Assignment: Report how many lines below contain the word "marker", and give only that number.

Available data:

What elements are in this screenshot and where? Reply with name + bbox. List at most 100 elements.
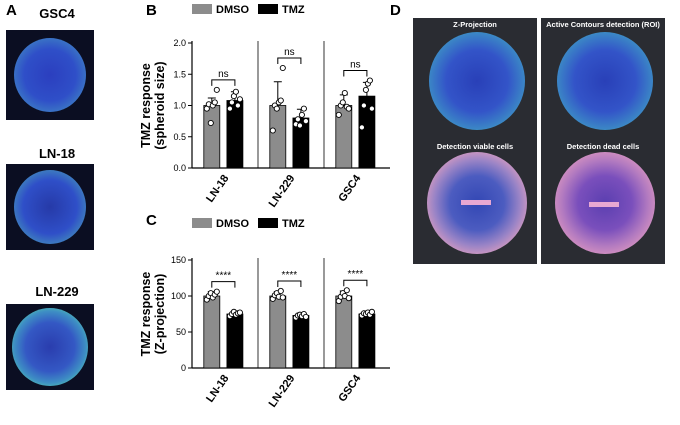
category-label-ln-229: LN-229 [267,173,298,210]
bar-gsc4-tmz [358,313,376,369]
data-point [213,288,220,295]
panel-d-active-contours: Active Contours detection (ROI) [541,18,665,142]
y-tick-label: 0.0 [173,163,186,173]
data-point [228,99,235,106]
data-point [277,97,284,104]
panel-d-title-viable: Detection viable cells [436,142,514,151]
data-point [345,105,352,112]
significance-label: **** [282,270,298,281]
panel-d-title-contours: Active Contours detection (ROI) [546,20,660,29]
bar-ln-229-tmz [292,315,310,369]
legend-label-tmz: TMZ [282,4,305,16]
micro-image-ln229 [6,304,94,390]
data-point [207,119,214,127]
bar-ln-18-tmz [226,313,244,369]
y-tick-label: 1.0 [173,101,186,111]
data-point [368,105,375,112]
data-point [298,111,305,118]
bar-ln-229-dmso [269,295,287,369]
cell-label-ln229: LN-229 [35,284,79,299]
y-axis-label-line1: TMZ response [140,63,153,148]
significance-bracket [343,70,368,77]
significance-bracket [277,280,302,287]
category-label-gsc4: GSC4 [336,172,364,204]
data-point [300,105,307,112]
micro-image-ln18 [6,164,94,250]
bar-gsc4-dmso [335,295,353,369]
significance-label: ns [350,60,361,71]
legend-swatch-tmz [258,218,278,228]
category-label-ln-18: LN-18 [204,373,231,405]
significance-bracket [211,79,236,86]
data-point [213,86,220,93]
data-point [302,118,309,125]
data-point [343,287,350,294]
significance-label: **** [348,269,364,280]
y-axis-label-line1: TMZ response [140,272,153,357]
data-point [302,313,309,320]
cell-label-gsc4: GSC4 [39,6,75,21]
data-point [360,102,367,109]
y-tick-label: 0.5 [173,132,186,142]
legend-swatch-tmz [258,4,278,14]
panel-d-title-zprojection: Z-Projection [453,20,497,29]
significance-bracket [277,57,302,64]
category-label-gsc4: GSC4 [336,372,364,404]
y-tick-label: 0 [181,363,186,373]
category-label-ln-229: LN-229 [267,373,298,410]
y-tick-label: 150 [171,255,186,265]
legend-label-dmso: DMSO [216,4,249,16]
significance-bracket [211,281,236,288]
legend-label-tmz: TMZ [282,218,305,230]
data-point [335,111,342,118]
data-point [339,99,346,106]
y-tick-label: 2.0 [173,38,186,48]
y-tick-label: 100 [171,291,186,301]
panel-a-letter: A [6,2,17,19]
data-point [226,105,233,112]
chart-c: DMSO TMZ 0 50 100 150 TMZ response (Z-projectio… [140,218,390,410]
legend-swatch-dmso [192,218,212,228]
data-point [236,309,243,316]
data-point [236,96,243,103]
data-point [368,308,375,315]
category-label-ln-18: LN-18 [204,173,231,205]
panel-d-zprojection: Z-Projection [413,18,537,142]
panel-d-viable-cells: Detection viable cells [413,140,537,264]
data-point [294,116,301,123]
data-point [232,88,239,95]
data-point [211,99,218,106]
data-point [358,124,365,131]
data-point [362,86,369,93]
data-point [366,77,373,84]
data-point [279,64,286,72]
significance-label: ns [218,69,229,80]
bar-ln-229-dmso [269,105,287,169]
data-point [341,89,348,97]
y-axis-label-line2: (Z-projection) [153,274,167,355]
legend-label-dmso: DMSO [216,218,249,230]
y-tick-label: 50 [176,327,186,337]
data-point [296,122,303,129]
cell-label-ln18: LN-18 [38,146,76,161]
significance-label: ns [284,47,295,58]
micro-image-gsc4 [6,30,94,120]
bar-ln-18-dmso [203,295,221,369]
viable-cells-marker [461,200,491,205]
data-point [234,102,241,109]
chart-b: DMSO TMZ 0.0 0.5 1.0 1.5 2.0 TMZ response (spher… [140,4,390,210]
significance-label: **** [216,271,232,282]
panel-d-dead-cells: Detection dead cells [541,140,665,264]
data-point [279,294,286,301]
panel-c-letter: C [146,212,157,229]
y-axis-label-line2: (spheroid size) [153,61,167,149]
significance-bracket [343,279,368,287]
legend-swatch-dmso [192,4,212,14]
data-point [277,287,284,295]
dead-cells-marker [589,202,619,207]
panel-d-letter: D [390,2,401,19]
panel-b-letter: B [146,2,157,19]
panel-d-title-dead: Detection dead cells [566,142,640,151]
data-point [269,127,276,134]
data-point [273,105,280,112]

Result of the exercise: 2